[Figure data in JSON]
_ _ _ _

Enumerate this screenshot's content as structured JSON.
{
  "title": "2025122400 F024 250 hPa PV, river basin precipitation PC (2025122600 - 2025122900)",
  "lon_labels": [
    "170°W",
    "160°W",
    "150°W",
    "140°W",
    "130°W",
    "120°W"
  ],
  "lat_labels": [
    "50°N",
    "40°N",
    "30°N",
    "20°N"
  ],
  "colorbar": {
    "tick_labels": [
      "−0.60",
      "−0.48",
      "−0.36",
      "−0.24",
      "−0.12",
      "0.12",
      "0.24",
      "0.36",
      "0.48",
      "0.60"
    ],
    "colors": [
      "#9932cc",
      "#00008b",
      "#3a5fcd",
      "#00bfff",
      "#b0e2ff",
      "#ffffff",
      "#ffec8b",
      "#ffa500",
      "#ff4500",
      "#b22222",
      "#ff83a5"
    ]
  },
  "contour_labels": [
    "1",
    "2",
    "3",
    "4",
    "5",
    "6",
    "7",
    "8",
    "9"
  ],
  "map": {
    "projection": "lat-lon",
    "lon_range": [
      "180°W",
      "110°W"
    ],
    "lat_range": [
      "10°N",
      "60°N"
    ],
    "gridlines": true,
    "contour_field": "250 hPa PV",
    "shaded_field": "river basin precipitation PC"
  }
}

_ _ _ _

*WHAT YOU NEED TO DO*. Extract all the entries word for word.

*FINISHED ANSWER*.
Enumerate this screenshot's content as structured JSON.
{
  "title": "2025122400 F024 250 hPa PV, river basin precipitation PC (2025122600 - 2025122900)",
  "lon_labels": [
    "170°W",
    "160°W",
    "150°W",
    "140°W",
    "130°W",
    "120°W"
  ],
  "lat_labels": [
    "50°N",
    "40°N",
    "30°N",
    "20°N"
  ],
  "colorbar": {
    "tick_labels": [
      "−0.60",
      "−0.48",
      "−0.36",
      "−0.24",
      "−0.12",
      "0.12",
      "0.24",
      "0.36",
      "0.48",
      "0.60"
    ],
    "colors": [
      "#9932cc",
      "#00008b",
      "#3a5fcd",
      "#00bfff",
      "#b0e2ff",
      "#ffffff",
      "#ffec8b",
      "#ffa500",
      "#ff4500",
      "#b22222",
      "#ff83a5"
    ]
  },
  "contour_labels": [
    "1",
    "2",
    "3",
    "4",
    "5",
    "6",
    "7",
    "8",
    "9"
  ],
  "map": {
    "projection": "lat-lon",
    "lon_range": [
      "180°W",
      "110°W"
    ],
    "lat_range": [
      "10°N",
      "60°N"
    ],
    "gridlines": true,
    "contour_field": "250 hPa PV",
    "shaded_field": "river basin precipitation PC"
  }
}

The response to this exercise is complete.